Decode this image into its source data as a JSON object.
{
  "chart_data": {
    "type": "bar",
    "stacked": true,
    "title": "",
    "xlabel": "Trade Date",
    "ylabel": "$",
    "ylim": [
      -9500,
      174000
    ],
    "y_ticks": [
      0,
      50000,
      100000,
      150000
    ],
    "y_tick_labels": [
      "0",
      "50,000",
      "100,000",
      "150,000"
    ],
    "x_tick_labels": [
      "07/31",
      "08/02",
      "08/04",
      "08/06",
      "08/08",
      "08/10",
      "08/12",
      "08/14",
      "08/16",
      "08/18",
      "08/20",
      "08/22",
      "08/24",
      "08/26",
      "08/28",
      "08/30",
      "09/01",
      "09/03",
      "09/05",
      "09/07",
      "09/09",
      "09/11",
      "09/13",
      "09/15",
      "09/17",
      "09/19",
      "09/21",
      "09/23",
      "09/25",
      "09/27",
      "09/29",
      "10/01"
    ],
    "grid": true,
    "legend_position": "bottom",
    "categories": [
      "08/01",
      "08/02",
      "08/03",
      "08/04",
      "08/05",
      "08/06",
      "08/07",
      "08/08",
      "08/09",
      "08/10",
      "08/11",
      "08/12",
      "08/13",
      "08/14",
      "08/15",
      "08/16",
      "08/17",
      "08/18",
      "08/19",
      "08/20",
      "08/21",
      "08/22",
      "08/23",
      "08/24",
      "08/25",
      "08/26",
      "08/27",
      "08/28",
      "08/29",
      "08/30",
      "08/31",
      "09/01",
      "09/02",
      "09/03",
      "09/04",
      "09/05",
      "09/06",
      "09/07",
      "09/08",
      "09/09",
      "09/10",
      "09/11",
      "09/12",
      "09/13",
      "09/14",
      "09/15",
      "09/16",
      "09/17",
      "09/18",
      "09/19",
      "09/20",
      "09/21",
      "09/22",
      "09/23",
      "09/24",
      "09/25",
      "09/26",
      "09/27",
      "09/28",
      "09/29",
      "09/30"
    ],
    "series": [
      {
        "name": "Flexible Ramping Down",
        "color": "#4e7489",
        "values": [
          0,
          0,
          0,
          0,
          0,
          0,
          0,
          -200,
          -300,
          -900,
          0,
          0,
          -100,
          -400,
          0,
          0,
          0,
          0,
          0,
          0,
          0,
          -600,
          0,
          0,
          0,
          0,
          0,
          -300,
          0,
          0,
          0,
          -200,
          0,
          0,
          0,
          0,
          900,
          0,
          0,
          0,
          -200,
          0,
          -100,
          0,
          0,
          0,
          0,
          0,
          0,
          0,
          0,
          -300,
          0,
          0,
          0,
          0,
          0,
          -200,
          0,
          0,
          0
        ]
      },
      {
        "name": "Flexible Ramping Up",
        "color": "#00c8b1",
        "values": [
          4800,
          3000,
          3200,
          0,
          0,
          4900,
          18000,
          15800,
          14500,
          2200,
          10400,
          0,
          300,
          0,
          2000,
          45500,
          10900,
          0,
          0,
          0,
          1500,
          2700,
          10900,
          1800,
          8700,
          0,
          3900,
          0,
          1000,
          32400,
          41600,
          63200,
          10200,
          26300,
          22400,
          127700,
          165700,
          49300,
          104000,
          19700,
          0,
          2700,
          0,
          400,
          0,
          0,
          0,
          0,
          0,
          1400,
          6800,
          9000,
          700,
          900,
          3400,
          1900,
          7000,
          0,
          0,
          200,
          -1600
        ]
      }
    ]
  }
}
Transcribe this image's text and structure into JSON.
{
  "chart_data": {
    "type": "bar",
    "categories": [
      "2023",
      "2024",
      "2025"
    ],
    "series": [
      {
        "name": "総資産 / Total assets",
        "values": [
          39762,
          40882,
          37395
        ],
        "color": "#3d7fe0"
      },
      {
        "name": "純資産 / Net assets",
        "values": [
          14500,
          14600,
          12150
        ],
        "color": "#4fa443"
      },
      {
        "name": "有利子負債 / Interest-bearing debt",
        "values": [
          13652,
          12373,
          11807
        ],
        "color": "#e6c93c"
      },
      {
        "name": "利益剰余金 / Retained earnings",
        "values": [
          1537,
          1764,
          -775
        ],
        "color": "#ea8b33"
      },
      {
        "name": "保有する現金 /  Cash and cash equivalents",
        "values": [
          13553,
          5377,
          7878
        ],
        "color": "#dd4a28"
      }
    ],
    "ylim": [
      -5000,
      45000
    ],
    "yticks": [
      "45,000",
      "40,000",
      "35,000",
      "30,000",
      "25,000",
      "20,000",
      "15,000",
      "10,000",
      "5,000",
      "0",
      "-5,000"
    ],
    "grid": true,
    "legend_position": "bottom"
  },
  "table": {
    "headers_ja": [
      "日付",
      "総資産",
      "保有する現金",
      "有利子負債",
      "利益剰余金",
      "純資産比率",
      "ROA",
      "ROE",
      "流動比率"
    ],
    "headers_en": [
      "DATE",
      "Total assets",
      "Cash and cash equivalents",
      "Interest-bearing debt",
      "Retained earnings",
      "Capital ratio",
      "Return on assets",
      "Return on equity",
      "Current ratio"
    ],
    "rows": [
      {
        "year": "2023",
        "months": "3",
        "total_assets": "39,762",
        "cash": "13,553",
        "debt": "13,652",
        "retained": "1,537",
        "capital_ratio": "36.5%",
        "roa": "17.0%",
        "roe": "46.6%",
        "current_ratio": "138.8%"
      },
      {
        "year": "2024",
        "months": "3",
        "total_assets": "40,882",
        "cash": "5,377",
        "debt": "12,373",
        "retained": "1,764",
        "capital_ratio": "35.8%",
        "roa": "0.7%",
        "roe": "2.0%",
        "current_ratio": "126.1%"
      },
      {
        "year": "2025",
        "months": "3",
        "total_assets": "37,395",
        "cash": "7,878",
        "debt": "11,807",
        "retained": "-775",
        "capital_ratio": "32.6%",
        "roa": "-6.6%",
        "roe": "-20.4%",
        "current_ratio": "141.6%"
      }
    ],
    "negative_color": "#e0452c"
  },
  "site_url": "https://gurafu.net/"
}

PROBLEM STATEMENT ::
Take the entries and copy them out exactly.

ANSWER ::
Decode this image into its source data as a JSON object.
{
  "chart_data": {
    "type": "bar",
    "stacked": true,
    "title": "",
    "xlabel": "Trade Date",
    "ylabel": "$",
    "ylim": [
      -9500,
      174000
    ],
    "y_ticks": [
      0,
      50000,
      100000,
      150000
    ],
    "y_tick_labels": [
      "0",
      "50,000",
      "100,000",
      "150,000"
    ],
    "x_tick_labels": [
      "07/31",
      "08/02",
      "08/04",
      "08/06",
      "08/08",
      "08/10",
      "08/12",
      "08/14",
      "08/16",
      "08/18",
      "08/20",
      "08/22",
      "08/24",
      "08/26",
      "08/28",
      "08/30",
      "09/01",
      "09/03",
      "09/05",
      "09/07",
      "09/09",
      "09/11",
      "09/13",
      "09/15",
      "09/17",
      "09/19",
      "09/21",
      "09/23",
      "09/25",
      "09/27",
      "09/29",
      "10/01"
    ],
    "grid": true,
    "legend_position": "bottom",
    "categories": [
      "08/01",
      "08/02",
      "08/03",
      "08/04",
      "08/05",
      "08/06",
      "08/07",
      "08/08",
      "08/09",
      "08/10",
      "08/11",
      "08/12",
      "08/13",
      "08/14",
      "08/15",
      "08/16",
      "08/17",
      "08/18",
      "08/19",
      "08/20",
      "08/21",
      "08/22",
      "08/23",
      "08/24",
      "08/25",
      "08/26",
      "08/27",
      "08/28",
      "08/29",
      "08/30",
      "08/31",
      "09/01",
      "09/02",
      "09/03",
      "09/04",
      "09/05",
      "09/06",
      "09/07",
      "09/08",
      "09/09",
      "09/10",
      "09/11",
      "09/12",
      "09/13",
      "09/14",
      "09/15",
      "09/16",
      "09/17",
      "09/18",
      "09/19",
      "09/20",
      "09/21",
      "09/22",
      "09/23",
      "09/24",
      "09/25",
      "09/26",
      "09/27",
      "09/28",
      "09/29",
      "09/30"
    ],
    "series": [
      {
        "name": "Flexible Ramping Down",
        "color": "#4e7489",
        "values": [
          0,
          0,
          0,
          0,
          0,
          0,
          0,
          -200,
          -300,
          -900,
          0,
          0,
          -100,
          -400,
          0,
          0,
          0,
          0,
          0,
          0,
          0,
          -600,
          0,
          0,
          0,
          0,
          0,
          -300,
          0,
          0,
          0,
          -200,
          0,
          0,
          0,
          0,
          900,
          0,
          0,
          0,
          -200,
          0,
          -100,
          0,
          0,
          0,
          0,
          0,
          0,
          0,
          0,
          -300,
          0,
          0,
          0,
          0,
          0,
          -200,
          0,
          0,
          0
        ]
      },
      {
        "name": "Flexible Ramping Up",
        "color": "#00c8b1",
        "values": [
          4800,
          3000,
          3200,
          0,
          0,
          4900,
          18000,
          15800,
          14500,
          2200,
          10400,
          0,
          300,
          0,
          2000,
          45500,
          10900,
          0,
          0,
          0,
          1500,
          2700,
          10900,
          1800,
          8700,
          0,
          3900,
          0,
          1000,
          32400,
          41600,
          63200,
          10200,
          26300,
          22400,
          127700,
          165700,
          49300,
          104000,
          19700,
          0,
          2700,
          0,
          400,
          0,
          0,
          0,
          0,
          0,
          1400,
          6800,
          9000,
          700,
          900,
          3400,
          1900,
          7000,
          0,
          0,
          200,
          -1600
        ]
      }
    ]
  }
}
Transcribe this image's text and structure into JSON.
{
  "chart_data": {
    "type": "bar",
    "categories": [
      "2023",
      "2024",
      "2025"
    ],
    "series": [
      {
        "name": "総資産 / Total assets",
        "values": [
          39762,
          40882,
          37395
        ],
        "color": "#3d7fe0"
      },
      {
        "name": "純資産 / Net assets",
        "values": [
          14500,
          14600,
          12150
        ],
        "color": "#4fa443"
      },
      {
        "name": "有利子負債 / Interest-bearing debt",
        "values": [
          13652,
          12373,
          11807
        ],
        "color": "#e6c93c"
      },
      {
        "name": "利益剰余金 / Retained earnings",
        "values": [
          1537,
          1764,
          -775
        ],
        "color": "#ea8b33"
      },
      {
        "name": "保有する現金 /  Cash and cash equivalents",
        "values": [
          13553,
          5377,
          7878
        ],
        "color": "#dd4a28"
      }
    ],
    "ylim": [
      -5000,
      45000
    ],
    "yticks": [
      "45,000",
      "40,000",
      "35,000",
      "30,000",
      "25,000",
      "20,000",
      "15,000",
      "10,000",
      "5,000",
      "0",
      "-5,000"
    ],
    "grid": true,
    "legend_position": "bottom"
  },
  "table": {
    "headers_ja": [
      "日付",
      "総資産",
      "保有する現金",
      "有利子負債",
      "利益剰余金",
      "純資産比率",
      "ROA",
      "ROE",
      "流動比率"
    ],
    "headers_en": [
      "DATE",
      "Total assets",
      "Cash and cash equivalents",
      "Interest-bearing debt",
      "Retained earnings",
      "Capital ratio",
      "Return on assets",
      "Return on equity",
      "Current ratio"
    ],
    "rows": [
      {
        "year": "2023",
        "months": "3",
        "total_assets": "39,762",
        "cash": "13,553",
        "debt": "13,652",
        "retained": "1,537",
        "capital_ratio": "36.5%",
        "roa": "17.0%",
        "roe": "46.6%",
        "current_ratio": "138.8%"
      },
      {
        "year": "2024",
        "months": "3",
        "total_assets": "40,882",
        "cash": "5,377",
        "debt": "12,373",
        "retained": "1,764",
        "capital_ratio": "35.8%",
        "roa": "0.7%",
        "roe": "2.0%",
        "current_ratio": "126.1%"
      },
      {
        "year": "2025",
        "months": "3",
        "total_assets": "37,395",
        "cash": "7,878",
        "debt": "11,807",
        "retained": "-775",
        "capital_ratio": "32.6%",
        "roa": "-6.6%",
        "roe": "-20.4%",
        "current_ratio": "141.6%"
      }
    ],
    "negative_color": "#e0452c"
  },
  "site_url": "https://gurafu.net/"
}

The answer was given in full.